> Material
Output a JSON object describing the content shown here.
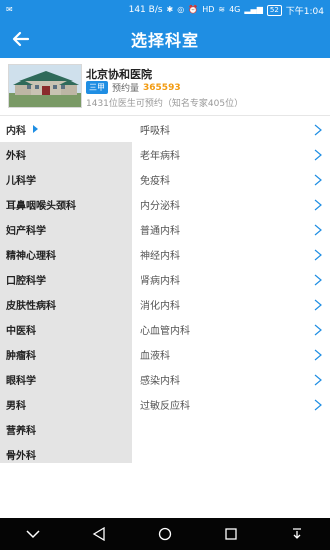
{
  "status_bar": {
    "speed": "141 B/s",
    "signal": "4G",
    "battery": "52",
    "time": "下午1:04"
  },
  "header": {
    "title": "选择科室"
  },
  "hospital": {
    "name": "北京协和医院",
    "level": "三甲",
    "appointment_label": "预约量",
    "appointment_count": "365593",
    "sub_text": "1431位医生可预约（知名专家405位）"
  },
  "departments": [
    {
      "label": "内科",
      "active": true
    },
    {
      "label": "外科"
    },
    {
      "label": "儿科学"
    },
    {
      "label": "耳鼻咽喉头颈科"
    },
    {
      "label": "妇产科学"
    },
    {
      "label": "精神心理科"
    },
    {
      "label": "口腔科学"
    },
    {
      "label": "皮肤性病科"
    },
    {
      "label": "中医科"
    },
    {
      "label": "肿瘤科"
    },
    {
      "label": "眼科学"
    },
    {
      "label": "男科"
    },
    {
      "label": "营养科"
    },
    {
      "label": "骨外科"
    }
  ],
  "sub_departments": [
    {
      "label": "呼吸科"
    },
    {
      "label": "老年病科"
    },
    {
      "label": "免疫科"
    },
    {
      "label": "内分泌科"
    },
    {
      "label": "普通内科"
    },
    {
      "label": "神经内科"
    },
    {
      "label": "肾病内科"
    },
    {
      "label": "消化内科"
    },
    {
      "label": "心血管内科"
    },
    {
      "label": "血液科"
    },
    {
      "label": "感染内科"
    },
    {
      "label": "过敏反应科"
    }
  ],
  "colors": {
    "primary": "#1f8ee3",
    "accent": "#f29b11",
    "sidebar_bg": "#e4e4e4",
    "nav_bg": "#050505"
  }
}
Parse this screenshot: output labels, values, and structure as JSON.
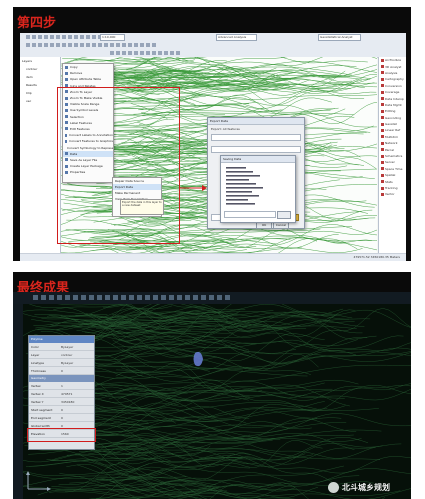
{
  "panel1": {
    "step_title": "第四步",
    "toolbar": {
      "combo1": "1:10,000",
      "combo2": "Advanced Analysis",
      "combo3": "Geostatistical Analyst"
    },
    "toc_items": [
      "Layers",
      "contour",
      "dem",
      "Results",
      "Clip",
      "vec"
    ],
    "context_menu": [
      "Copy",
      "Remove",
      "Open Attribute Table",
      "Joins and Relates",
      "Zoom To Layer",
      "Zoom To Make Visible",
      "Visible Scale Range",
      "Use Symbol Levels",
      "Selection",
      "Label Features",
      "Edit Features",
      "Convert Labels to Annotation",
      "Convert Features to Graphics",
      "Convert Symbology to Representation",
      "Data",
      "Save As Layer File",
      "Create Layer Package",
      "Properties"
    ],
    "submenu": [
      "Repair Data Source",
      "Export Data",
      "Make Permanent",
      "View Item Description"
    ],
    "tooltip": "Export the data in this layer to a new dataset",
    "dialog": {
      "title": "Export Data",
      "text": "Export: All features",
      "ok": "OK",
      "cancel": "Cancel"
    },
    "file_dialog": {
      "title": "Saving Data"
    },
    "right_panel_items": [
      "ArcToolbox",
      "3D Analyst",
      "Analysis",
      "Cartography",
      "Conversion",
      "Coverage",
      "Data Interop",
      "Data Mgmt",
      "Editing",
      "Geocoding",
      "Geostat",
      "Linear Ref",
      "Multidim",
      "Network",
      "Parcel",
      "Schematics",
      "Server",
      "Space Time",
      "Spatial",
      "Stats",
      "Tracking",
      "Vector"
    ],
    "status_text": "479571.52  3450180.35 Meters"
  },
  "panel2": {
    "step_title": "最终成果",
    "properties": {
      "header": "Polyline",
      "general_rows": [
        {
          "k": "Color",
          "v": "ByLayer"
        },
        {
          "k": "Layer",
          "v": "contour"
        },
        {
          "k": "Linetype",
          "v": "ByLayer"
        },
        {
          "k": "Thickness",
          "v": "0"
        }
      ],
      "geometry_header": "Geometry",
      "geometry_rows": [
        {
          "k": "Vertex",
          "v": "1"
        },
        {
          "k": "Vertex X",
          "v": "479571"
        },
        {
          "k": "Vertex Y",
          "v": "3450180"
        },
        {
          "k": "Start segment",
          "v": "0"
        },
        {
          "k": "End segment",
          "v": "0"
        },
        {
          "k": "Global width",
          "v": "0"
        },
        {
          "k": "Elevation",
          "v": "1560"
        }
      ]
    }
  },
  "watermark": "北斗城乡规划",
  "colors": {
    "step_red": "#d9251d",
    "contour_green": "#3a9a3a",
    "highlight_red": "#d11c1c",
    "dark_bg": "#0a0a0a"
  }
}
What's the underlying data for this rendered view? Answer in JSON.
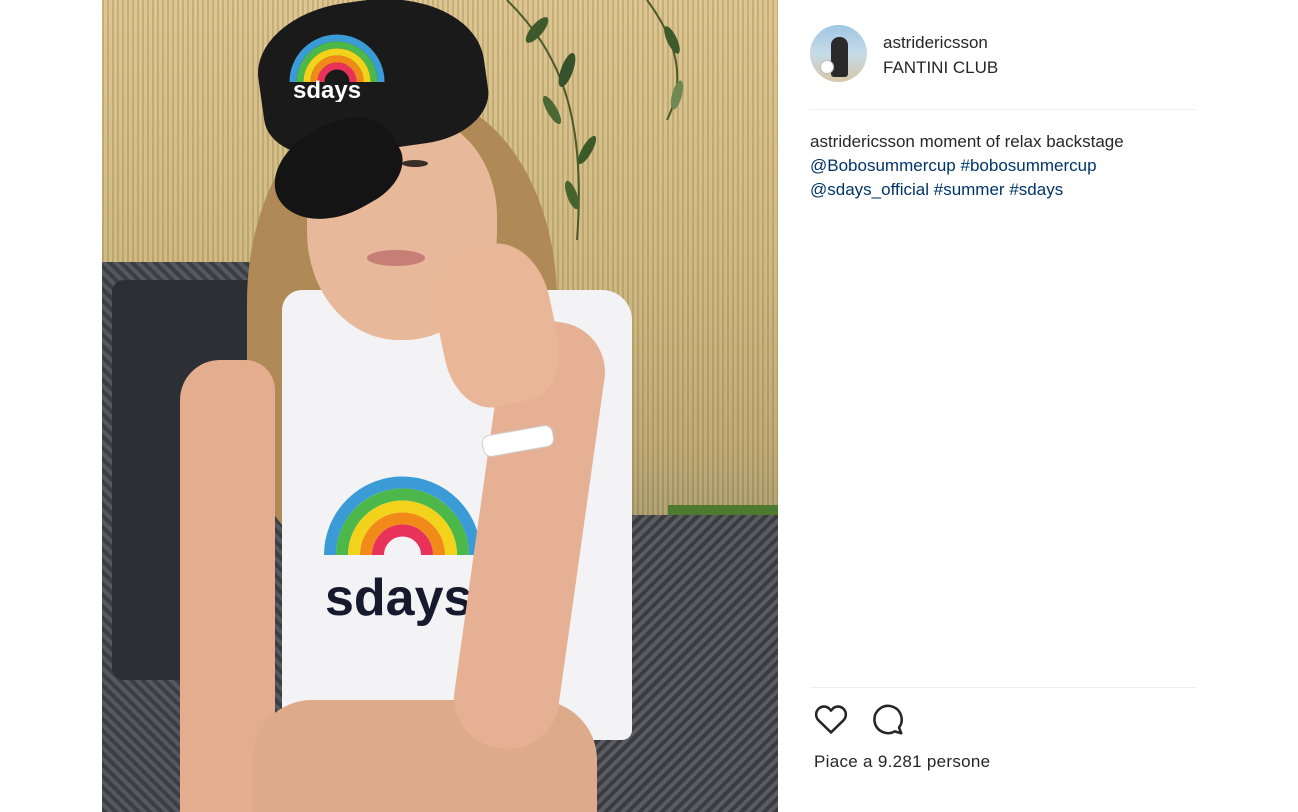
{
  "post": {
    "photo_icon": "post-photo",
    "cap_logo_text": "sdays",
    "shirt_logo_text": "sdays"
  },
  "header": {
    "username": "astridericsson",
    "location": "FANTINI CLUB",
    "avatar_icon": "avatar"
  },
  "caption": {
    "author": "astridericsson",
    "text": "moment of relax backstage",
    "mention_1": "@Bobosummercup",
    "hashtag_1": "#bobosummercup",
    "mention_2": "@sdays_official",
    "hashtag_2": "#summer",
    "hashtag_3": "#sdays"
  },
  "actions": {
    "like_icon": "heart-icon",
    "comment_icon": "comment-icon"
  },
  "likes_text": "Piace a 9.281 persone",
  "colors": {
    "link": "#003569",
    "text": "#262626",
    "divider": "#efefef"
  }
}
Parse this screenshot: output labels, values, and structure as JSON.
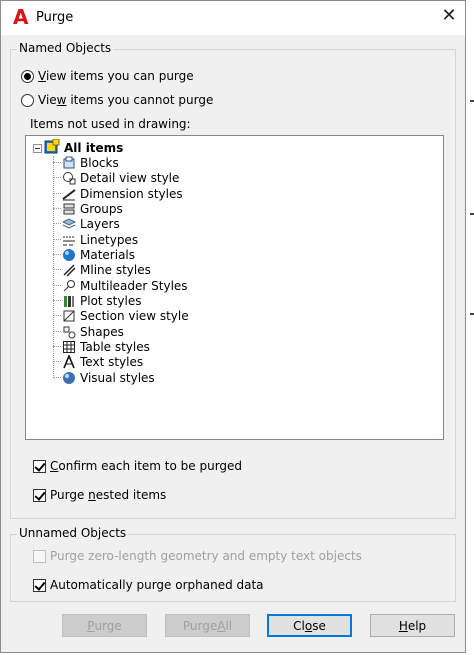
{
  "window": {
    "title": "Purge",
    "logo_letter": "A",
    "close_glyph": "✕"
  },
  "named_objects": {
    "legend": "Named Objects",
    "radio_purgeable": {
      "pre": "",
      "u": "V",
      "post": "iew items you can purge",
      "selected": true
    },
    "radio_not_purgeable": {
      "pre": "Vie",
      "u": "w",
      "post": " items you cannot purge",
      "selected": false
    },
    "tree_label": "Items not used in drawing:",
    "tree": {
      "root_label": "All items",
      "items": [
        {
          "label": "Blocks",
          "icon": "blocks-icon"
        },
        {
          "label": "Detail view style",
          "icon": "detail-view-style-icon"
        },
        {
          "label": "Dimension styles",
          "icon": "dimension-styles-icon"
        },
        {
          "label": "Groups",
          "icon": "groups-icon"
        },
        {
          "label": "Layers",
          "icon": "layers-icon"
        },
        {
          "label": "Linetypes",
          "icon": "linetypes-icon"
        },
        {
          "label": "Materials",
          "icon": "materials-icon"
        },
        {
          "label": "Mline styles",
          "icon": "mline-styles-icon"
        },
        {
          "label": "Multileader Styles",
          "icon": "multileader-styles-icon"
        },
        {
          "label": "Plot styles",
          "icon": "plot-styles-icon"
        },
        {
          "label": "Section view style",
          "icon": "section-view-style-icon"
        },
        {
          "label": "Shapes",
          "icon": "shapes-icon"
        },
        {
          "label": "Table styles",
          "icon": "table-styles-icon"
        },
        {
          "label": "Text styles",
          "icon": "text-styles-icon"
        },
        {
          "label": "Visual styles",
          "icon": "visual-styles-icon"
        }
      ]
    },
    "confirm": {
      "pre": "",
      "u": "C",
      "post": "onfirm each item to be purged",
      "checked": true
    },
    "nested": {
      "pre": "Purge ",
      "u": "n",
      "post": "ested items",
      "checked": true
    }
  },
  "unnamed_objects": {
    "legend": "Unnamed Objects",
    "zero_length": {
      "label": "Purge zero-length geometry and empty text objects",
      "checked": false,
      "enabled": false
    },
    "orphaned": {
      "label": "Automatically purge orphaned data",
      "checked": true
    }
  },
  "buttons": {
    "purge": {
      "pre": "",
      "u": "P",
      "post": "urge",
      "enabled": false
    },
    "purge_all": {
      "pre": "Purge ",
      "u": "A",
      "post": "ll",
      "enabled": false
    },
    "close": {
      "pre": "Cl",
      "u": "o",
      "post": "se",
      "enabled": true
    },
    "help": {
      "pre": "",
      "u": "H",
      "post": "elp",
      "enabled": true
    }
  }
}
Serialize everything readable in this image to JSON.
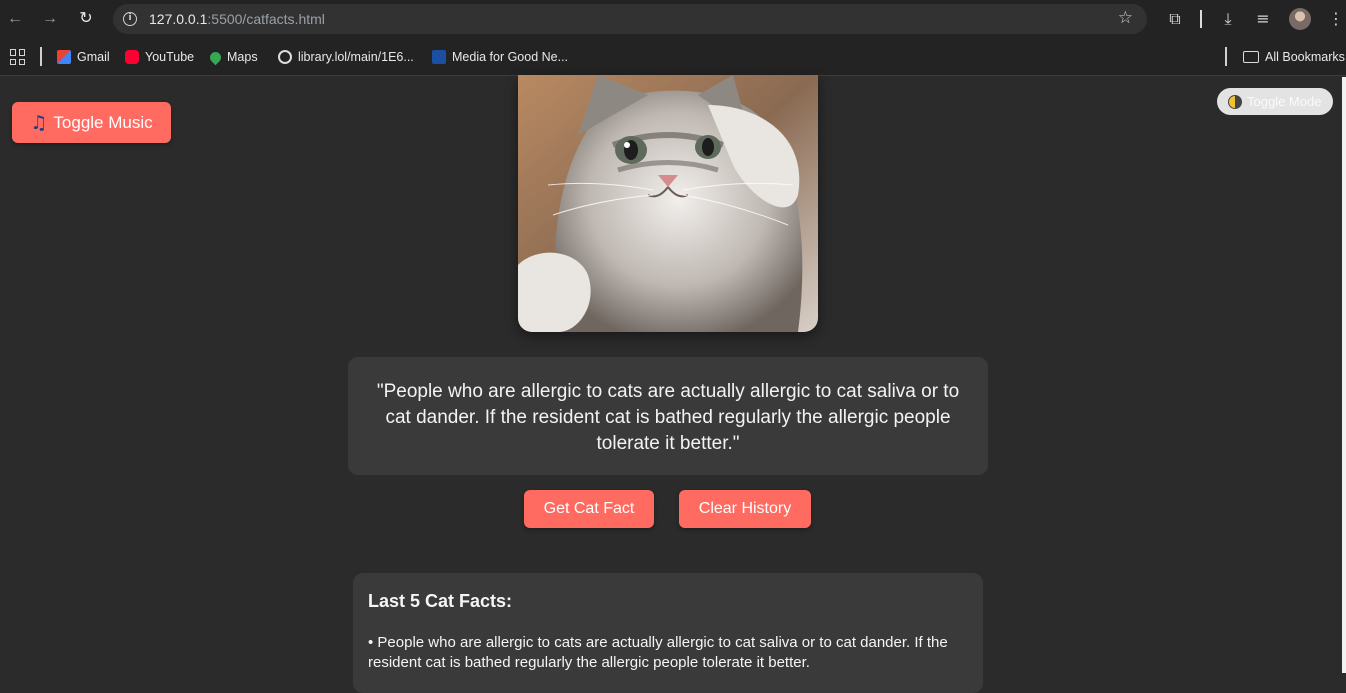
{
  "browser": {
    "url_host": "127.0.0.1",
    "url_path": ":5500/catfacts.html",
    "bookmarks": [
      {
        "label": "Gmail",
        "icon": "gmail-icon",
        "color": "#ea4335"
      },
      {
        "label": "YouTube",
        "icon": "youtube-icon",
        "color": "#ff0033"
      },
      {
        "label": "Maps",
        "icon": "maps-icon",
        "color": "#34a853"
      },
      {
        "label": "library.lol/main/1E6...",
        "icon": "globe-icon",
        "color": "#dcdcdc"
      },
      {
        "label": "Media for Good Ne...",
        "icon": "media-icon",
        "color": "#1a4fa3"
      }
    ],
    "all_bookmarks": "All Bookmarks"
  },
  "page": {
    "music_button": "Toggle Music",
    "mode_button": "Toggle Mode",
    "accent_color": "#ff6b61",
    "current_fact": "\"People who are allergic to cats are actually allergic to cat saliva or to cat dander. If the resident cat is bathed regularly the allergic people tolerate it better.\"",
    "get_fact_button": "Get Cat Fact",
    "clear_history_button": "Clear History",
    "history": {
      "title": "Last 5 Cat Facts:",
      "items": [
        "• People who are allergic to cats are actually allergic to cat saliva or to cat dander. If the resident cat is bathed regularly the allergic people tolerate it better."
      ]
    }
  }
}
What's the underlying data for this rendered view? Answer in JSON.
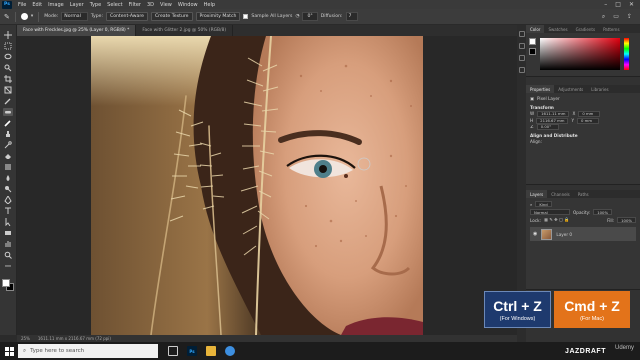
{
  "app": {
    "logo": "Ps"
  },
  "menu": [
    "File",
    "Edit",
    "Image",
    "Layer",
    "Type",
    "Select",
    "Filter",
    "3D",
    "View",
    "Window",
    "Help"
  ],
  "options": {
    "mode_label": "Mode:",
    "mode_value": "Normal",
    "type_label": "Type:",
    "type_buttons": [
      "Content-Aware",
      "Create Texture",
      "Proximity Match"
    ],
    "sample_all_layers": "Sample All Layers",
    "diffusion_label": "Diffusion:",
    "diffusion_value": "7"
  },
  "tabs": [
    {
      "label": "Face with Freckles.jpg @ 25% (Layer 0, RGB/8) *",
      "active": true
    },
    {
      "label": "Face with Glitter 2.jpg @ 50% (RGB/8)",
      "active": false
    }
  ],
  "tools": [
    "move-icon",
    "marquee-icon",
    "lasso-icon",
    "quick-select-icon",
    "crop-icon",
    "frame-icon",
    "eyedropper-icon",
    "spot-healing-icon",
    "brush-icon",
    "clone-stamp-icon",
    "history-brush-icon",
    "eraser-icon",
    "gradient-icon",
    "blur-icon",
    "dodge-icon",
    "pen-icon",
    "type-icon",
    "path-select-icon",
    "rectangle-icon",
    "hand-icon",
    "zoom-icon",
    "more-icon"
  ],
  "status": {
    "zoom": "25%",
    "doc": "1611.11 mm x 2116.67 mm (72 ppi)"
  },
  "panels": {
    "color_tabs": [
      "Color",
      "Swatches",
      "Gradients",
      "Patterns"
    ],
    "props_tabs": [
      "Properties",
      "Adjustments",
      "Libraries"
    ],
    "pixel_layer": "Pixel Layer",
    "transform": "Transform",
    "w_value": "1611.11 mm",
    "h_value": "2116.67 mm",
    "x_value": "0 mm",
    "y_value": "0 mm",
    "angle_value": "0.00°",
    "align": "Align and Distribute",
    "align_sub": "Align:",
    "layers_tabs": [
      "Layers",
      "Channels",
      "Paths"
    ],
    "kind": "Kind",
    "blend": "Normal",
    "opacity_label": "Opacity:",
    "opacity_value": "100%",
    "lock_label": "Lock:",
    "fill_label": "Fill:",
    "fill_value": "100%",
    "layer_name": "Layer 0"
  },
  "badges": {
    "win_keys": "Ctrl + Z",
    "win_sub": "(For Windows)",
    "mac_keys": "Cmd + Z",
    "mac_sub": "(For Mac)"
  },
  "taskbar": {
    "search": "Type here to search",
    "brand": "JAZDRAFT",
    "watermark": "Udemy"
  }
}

> Job
Of the lines in the data above, how many contain the word "Create"? Give only that figure.

> Solution
2